Provided records

• • • • • • •

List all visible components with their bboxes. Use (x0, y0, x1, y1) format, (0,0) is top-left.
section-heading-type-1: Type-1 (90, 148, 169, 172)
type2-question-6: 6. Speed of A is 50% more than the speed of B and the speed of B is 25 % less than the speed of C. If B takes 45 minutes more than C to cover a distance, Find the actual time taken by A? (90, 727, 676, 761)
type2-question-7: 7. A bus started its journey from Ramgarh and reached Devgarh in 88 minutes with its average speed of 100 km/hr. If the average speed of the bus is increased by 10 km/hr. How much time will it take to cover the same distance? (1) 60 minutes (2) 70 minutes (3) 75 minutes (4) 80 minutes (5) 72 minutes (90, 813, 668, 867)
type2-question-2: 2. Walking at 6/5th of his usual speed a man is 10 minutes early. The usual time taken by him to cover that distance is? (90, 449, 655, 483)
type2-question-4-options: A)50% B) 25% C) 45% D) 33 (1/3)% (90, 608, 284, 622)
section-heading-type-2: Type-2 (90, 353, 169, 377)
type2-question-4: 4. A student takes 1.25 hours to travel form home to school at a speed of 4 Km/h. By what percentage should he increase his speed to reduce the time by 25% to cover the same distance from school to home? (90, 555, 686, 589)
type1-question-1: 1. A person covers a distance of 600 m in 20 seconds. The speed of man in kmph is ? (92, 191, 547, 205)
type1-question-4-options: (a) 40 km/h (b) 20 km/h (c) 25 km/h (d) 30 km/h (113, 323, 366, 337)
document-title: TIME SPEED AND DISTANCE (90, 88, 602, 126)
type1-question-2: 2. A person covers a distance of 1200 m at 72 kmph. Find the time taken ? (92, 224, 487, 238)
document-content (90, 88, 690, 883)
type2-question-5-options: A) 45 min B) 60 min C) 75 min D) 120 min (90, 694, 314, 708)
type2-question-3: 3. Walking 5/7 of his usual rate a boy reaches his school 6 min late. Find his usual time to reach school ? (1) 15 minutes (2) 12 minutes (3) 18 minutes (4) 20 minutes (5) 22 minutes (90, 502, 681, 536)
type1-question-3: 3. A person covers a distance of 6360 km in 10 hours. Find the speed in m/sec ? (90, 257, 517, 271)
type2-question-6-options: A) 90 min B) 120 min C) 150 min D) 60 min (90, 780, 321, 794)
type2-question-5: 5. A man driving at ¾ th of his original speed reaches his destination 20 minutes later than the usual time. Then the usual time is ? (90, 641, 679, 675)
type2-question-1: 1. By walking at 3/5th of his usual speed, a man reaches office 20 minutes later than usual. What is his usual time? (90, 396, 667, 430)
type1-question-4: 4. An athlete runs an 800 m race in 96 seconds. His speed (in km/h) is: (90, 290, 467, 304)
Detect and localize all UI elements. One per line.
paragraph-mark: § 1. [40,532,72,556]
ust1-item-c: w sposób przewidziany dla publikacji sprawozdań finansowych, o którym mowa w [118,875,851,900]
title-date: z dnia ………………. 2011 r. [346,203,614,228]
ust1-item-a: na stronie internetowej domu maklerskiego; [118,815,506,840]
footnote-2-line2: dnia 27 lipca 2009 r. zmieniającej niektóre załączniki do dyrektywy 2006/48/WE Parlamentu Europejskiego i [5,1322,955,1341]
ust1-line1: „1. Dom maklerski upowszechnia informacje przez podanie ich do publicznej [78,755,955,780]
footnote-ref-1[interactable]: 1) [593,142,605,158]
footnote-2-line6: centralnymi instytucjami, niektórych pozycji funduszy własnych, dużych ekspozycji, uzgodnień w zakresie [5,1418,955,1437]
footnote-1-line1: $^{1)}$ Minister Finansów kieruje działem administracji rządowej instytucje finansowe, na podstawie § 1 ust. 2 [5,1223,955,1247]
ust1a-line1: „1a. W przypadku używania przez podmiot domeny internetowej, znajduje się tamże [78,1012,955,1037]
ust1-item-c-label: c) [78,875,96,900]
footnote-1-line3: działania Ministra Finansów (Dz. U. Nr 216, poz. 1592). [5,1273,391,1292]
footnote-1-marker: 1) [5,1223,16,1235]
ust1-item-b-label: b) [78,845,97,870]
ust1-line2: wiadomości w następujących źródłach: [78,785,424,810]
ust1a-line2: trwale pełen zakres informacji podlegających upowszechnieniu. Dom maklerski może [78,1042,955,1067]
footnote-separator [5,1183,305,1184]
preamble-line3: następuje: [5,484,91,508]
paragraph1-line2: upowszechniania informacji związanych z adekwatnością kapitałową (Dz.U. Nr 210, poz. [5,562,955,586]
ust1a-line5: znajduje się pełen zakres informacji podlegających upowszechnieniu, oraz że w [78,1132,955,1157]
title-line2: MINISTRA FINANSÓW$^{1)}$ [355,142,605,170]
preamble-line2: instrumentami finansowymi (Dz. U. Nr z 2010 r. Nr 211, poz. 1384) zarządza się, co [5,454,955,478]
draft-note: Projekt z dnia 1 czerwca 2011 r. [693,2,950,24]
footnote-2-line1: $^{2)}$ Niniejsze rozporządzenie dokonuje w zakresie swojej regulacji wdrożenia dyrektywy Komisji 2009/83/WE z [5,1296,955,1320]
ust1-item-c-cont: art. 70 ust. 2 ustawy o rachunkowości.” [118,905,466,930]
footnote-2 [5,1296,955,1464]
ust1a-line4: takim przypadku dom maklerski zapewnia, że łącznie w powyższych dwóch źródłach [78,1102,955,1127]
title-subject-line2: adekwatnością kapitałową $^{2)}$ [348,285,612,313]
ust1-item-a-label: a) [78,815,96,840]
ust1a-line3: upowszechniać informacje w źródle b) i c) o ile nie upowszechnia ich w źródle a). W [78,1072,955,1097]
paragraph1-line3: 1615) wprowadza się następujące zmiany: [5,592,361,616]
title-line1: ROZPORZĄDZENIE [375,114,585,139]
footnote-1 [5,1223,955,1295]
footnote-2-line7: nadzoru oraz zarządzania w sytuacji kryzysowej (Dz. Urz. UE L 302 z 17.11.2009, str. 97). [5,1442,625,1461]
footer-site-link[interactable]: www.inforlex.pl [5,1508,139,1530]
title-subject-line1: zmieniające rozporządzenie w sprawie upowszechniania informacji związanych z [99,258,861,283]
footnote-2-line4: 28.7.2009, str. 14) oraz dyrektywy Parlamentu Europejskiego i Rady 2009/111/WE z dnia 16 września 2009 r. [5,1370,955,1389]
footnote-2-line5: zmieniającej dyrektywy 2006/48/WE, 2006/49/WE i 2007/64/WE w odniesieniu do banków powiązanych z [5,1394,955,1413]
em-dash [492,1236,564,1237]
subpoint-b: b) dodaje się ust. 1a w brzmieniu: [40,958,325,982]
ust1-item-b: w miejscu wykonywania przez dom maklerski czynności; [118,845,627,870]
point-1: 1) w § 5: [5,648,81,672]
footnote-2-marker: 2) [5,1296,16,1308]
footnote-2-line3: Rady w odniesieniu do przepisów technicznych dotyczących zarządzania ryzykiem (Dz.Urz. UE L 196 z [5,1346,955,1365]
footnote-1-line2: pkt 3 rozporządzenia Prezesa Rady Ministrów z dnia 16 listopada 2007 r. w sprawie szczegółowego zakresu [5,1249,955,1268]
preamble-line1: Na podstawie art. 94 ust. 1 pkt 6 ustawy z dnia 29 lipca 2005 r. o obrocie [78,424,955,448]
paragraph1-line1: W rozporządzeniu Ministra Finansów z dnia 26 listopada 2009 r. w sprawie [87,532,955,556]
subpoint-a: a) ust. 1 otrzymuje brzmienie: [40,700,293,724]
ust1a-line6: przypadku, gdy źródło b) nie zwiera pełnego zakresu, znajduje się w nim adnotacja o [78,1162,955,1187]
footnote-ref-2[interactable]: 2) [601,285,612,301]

• • • • • • •

Given problem
Render every row above as a JSON list of strings, one string per line, with blank lines left out.

Task solution
[
  "List all visible components with their bboxes. Use (x0, y0, x1, y1) format, (0,0) is top-left.",
  "section-heading-type-1: Type-1 (90, 148, 169, 172)",
  "type2-question-6: 6. Speed of A is 50% more than the speed of B and the speed of B is 25 % less than the speed of C. If B takes 45 minutes more than C to cover a distance, Find the actual time taken by A? (90, 727, 676, 761)",
  "type2-question-7: 7. A bus started its journey from Ramgarh and reached Devgarh in 88 minutes with its average speed of 100 km/hr. If the average speed of the bus is increased by 10 km/hr. How much time will it take to cover the same distance? (1) 60 minutes (2) 70 minutes (3) 75 minutes (4) 80 minutes (5) 72 minutes (90, 813, 668, 867)",
  "type2-question-2: 2. Walking at 6/5th of his usual speed a man is 10 minutes early. The usual time taken by him to cover that distance is? (90, 449, 655, 483)",
  "type2-question-4-options: A)50% B) 25% C) 45% D) 33 (1/3)% (90, 608, 284, 622)",
  "section-heading-type-2: Type-2 (90, 353, 169, 377)",
  "type2-question-4: 4. A student takes 1.25 hours to travel form home to school at a speed of 4 Km/h. By what percentage should he increase his speed to reduce the time by 25% to cover the same distance from school to home? (90, 555, 686, 589)",
  "type1-question-1: 1. A person covers a distance of 600 m in 20 seconds. The speed of man in kmph is ? (92, 191, 547, 205)",
  "type1-question-4-options: (a) 40 km/h (b) 20 km/h (c) 25 km/h (d) 30 km/h (113, 323, 366, 337)",
  "document-title: TIME SPEED AND DISTANCE (90, 88, 602, 126)",
  "type1-question-2: 2. A person covers a distance of 1200 m at 72 kmph. Find the time taken ? (92, 224, 487, 238)",
  "document-content (90, 88, 690, 883)",
  "type2-question-5-options: A) 45 min B) 60 min C) 75 min D) 120 min (90, 694, 314, 708)",
  "type2-question-3: 3. Walking 5/7 of his usual rate a boy reaches his school 6 min late. Find his usual time to reach school ? (1) 15 minutes (2) 12 minutes (3) 18 minutes (4) 20 minutes (5) 22 minutes (90, 502, 681, 536)",
  "type1-question-3: 3. A person covers a distance of 6360 km in 10 hours. Find the speed in m/sec ? (90, 257, 517, 271)",
  "type2-question-6-options: A) 90 min B) 120 min C) 150 min D) 60 min (90, 780, 321, 794)",
  "type2-question-5: 5. A man driving at ¾ th of his original speed reaches his destination 20 minutes later than the usual time. Then the usual time is ? (90, 641, 679, 675)",
  "type2-question-1: 1. By walking at 3/5th of his usual speed, a man reaches office 20 minutes later than usual. What is his usual time? (90, 396, 667, 430)",
  "type1-question-4: 4. An athlete runs an 800 m race in 96 seconds. His speed (in km/h) is: (90, 290, 467, 304)",
  "Detect and localize all UI elements. One per line.",
  "paragraph-mark: § 1. [40,532,72,556]",
  "ust1-item-c: w sposób przewidziany dla publikacji sprawozdań finansowych, o którym mowa w [118,875,851,900]",
  "title-date: z dnia ………………. 2011 r. [346,203,614,228]",
  "ust1-item-a: na stronie internetowej domu maklerskiego; [118,815,506,840]",
  "footnote-2-line2: dnia 27 lipca 2009 r. zmieniającej niektóre załączniki do dyrektywy 2006/48/WE Parlamentu Europejskiego i [5,1322,955,1341]",
  "ust1-line1: „1. Dom maklerski upowszechnia informacje przez podanie ich do publicznej [78,755,955,780]",
  "footnote-ref-1[interactable]: 1) [593,142,605,158]",
  "footnote-2-line6: centralnymi instytucjami, niektórych pozycji funduszy własnych, dużych ekspozycji, uzgodnień w zakresie [5,1418,955,1437]",
  "footnote-1-line1: $^{1)}$ Minister Finansów kieruje działem administracji rządowej instytucje finansowe, na podstawie § 1 ust. 2 [5,1223,955,1247]",
  "ust1a-line1: „1a. W przypadku używania przez podmiot domeny internetowej, znajduje się tamże [78,1012,955,1037]",
  "ust1-item-c-label: c) [78,875,96,900]",
  "footnote-1-line3: działania Ministra Finansów (Dz. U. Nr 216, poz. 1592). [5,1273,391,1292]",
  "footnote-1-marker: 1) [5,1223,16,1235]",
  "ust1-item-b-label: b) [78,845,97,870]",
  "ust1-line2: wiadomości w następujących źródłach: [78,785,424,810]",
  "ust1a-line2: trwale pełen zakres informacji podlegających upowszechnieniu. Dom maklerski może [78,1042,955,1067]",
  "footnote-separator [5,1183,305,1184]",
  "preamble-line3: następuje: [5,484,91,508]",
  "paragraph1-line2: upowszechniania informacji związanych z adekwatnością kapitałową (Dz.U. Nr 210, poz. [5,562,955,586]",
  "ust1a-line5: znajduje się pełen zakres informacji podlegających upowszechnieniu, oraz że w [78,1132,955,1157]",
  "title-line2: MINISTRA FINANSÓW$^{1)}$ [355,142,605,170]",
  "preamble-line2: instrumentami finansowymi (Dz. U. Nr z 2010 r. Nr 211, poz. 1384) zarządza się, co [5,454,955,478]",
  "draft-note: Projekt z dnia 1 czerwca 2011 r. [693,2,950,24]",
  "footnote-2-line1: $^{2)}$ Niniejsze rozporządzenie dokonuje w zakresie swojej regulacji wdrożenia dyrektywy Komisji 2009/83/WE z [5,1296,955,1320]",
  "ust1-item-c-cont: art. 70 ust. 2 ustawy o rachunkowości.” [118,905,466,930]",
  "footnote-2 [5,1296,955,1464]",
  "ust1a-line4: takim przypadku dom maklerski zapewnia, że łącznie w powyższych dwóch źródłach [78,1102,955,1127]",
  "title-subject-line2: adekwatnością kapitałową $^{2)}$ [348,285,612,313]",
  "ust1-item-a-label: a) [78,815,96,840]",
  "ust1a-line3: upowszechniać informacje w źródle b) i c) o ile nie upowszechnia ich w źródle a). W [78,1072,955,1097]",
  "paragraph1-line3: 1615) wprowadza się następujące zmiany: [5,592,361,616]",
  "title-line1: ROZPORZĄDZENIE [375,114,585,139]",
  "footnote-1 [5,1223,955,1295]",
  "footnote-2-line7: nadzoru oraz zarządzania w sytuacji kryzysowej (Dz. Urz. UE L 302 z 17.11.2009, str. 97). [5,1442,625,1461]",
  "footer-site-link[interactable]: www.inforlex.pl [5,1508,139,1530]",
  "title-subject-line1: zmieniające rozporządzenie w sprawie upowszechniania informacji związanych z [99,258,861,283]",
  "footnote-2-line4: 28.7.2009, str. 14) oraz dyrektywy Parlamentu Europejskiego i Rady 2009/111/WE z dnia 16 września 2009 r. [5,1370,955,1389]",
  "footnote-2-line5: zmieniającej dyrektywy 2006/48/WE, 2006/49/WE i 2007/64/WE w odniesieniu do banków powiązanych z [5,1394,955,1413]",
  "em-dash [492,1236,564,1237]",
  "subpoint-b: b) dodaje się ust. 1a w brzmieniu: [40,958,325,982]",
  "ust1-item-b: w miejscu wykonywania przez dom maklerski czynności; [118,845,627,870]",
  "point-1: 1) w § 5: [5,648,81,672]",
  "footnote-2-marker: 2) [5,1296,16,1308]",
  "footnote-2-line3: Rady w odniesieniu do przepisów technicznych dotyczących zarządzania ryzykiem (Dz.Urz. UE L 196 z [5,1346,955,1365]",
  "footnote-1-line2: pkt 3 rozporządzenia Prezesa Rady Ministrów z dnia 16 listopada 2007 r. w sprawie szczegółowego zakresu [5,1249,955,1268]",
  "preamble-line1: Na podstawie art. 94 ust. 1 pkt 6 ustawy z dnia 29 lipca 2005 r. o obrocie [78,424,955,448]",
  "paragraph1-line1: W rozporządzeniu Ministra Finansów z dnia 26 listopada 2009 r. w sprawie [87,532,955,556]",
  "subpoint-a: a) ust. 1 otrzymuje brzmienie: [40,700,293,724]",
  "ust1a-line6: przypadku, gdy źródło b) nie zwiera pełnego zakresu, znajduje się w nim adnotacja o [78,1162,955,1187]",
  "footnote-ref-2[interactable]: 2) [601,285,612,301]"
]